Input material
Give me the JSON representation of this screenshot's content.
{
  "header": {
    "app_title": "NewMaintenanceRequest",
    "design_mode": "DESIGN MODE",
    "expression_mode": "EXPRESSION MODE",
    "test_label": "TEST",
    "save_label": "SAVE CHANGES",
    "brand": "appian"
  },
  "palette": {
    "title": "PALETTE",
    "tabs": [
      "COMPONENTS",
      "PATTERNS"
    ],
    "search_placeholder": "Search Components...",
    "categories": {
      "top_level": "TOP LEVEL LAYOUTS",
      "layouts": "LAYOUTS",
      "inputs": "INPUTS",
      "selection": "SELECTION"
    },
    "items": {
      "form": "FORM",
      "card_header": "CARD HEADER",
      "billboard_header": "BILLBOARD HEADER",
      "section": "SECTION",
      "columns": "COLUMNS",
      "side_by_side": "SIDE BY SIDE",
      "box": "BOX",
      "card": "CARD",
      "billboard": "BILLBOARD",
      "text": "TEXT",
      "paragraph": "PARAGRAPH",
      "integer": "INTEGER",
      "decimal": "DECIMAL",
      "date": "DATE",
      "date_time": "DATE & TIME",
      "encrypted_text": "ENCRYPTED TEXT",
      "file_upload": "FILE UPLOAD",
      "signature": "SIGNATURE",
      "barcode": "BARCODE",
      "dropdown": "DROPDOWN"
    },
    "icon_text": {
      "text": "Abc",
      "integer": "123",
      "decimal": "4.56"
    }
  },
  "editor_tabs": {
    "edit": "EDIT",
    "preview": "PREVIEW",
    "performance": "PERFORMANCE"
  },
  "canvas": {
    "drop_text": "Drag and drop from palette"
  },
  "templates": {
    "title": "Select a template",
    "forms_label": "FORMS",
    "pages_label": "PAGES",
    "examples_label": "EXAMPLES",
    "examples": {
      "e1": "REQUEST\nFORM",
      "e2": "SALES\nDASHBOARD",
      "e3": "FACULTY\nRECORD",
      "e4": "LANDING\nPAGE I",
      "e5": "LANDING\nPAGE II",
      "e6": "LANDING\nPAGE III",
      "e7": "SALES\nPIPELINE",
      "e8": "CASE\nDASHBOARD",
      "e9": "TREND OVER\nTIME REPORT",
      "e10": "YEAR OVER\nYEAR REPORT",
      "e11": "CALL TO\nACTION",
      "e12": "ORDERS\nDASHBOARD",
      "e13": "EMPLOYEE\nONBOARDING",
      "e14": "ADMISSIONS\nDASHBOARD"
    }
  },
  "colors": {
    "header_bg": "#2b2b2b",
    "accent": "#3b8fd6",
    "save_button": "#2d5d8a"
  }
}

Task requirements
Repeat all the records. Match each line exactly.

The response
Give me the JSON representation of this screenshot's content.
{
  "header": {
    "app_title": "NewMaintenanceRequest",
    "design_mode": "DESIGN MODE",
    "expression_mode": "EXPRESSION MODE",
    "test_label": "TEST",
    "save_label": "SAVE CHANGES",
    "brand": "appian"
  },
  "palette": {
    "title": "PALETTE",
    "tabs": [
      "COMPONENTS",
      "PATTERNS"
    ],
    "search_placeholder": "Search Components...",
    "categories": {
      "top_level": "TOP LEVEL LAYOUTS",
      "layouts": "LAYOUTS",
      "inputs": "INPUTS",
      "selection": "SELECTION"
    },
    "items": {
      "form": "FORM",
      "card_header": "CARD HEADER",
      "billboard_header": "BILLBOARD HEADER",
      "section": "SECTION",
      "columns": "COLUMNS",
      "side_by_side": "SIDE BY SIDE",
      "box": "BOX",
      "card": "CARD",
      "billboard": "BILLBOARD",
      "text": "TEXT",
      "paragraph": "PARAGRAPH",
      "integer": "INTEGER",
      "decimal": "DECIMAL",
      "date": "DATE",
      "date_time": "DATE & TIME",
      "encrypted_text": "ENCRYPTED TEXT",
      "file_upload": "FILE UPLOAD",
      "signature": "SIGNATURE",
      "barcode": "BARCODE",
      "dropdown": "DROPDOWN"
    },
    "icon_text": {
      "text": "Abc",
      "integer": "123",
      "decimal": "4.56"
    }
  },
  "editor_tabs": {
    "edit": "EDIT",
    "preview": "PREVIEW",
    "performance": "PERFORMANCE"
  },
  "canvas": {
    "drop_text": "Drag and drop from palette"
  },
  "templates": {
    "title": "Select a template",
    "forms_label": "FORMS",
    "pages_label": "PAGES",
    "examples_label": "EXAMPLES",
    "examples": {
      "e1": "REQUEST\nFORM",
      "e2": "SALES\nDASHBOARD",
      "e3": "FACULTY\nRECORD",
      "e4": "LANDING\nPAGE I",
      "e5": "LANDING\nPAGE II",
      "e6": "LANDING\nPAGE III",
      "e7": "SALES\nPIPELINE",
      "e8": "CASE\nDASHBOARD",
      "e9": "TREND OVER\nTIME REPORT",
      "e10": "YEAR OVER\nYEAR REPORT",
      "e11": "CALL TO\nACTION",
      "e12": "ORDERS\nDASHBOARD",
      "e13": "EMPLOYEE\nONBOARDING",
      "e14": "ADMISSIONS\nDASHBOARD"
    }
  },
  "colors": {
    "header_bg": "#2b2b2b",
    "accent": "#3b8fd6",
    "save_button": "#2d5d8a"
  }
}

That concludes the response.